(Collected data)

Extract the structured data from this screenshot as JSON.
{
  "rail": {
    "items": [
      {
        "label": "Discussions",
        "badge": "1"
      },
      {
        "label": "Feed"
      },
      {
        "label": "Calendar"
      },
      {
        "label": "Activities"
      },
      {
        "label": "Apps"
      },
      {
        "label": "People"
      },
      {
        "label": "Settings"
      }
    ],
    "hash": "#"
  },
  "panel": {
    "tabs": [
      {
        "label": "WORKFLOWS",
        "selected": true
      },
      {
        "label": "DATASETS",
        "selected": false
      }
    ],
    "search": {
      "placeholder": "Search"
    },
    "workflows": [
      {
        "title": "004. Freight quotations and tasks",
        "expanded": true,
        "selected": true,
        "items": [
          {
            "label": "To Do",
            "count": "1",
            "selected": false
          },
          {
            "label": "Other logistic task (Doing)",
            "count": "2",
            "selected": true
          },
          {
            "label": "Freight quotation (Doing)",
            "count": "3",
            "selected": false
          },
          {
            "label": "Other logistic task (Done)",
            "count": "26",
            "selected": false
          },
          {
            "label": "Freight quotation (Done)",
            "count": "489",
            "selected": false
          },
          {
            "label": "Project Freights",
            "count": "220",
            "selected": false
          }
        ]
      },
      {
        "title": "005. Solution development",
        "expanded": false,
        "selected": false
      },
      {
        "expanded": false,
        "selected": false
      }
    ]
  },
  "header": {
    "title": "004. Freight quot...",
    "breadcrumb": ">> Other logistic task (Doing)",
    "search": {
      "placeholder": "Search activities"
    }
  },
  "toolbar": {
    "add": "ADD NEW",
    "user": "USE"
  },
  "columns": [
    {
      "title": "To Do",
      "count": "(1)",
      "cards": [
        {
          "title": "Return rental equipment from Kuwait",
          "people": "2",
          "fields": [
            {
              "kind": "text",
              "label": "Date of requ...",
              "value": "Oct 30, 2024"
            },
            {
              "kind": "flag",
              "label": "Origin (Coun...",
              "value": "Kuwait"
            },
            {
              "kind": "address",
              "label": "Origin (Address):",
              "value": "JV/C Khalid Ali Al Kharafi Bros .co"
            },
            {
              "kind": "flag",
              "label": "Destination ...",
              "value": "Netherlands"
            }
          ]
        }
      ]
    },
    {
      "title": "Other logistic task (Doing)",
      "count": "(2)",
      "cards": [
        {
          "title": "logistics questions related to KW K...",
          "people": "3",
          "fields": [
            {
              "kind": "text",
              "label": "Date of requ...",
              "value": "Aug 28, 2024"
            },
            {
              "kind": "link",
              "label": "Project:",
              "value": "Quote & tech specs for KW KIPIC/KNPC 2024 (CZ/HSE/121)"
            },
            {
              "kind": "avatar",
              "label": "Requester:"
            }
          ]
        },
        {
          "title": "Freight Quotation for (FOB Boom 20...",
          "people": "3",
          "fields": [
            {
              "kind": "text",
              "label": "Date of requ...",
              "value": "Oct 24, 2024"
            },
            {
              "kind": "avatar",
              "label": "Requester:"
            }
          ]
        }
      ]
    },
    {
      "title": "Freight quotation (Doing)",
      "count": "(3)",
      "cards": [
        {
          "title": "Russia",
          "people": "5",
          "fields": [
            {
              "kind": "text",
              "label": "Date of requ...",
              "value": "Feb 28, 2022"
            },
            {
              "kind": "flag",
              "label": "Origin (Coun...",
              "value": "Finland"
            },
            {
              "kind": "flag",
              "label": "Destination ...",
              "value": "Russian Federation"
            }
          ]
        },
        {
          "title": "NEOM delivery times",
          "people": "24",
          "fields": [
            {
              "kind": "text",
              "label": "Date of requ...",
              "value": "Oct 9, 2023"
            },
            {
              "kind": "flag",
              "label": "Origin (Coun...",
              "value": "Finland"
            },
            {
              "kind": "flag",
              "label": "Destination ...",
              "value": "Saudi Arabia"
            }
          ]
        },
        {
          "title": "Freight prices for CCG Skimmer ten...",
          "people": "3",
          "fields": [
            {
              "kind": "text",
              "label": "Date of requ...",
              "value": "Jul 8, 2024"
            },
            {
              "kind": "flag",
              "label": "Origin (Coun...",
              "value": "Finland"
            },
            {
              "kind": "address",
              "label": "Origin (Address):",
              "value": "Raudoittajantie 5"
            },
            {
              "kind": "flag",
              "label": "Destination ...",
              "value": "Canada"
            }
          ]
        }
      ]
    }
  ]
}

## Your instructions
Say how many lines have the string "Doing" in them, offering no words beyond the number.

## Task answer
5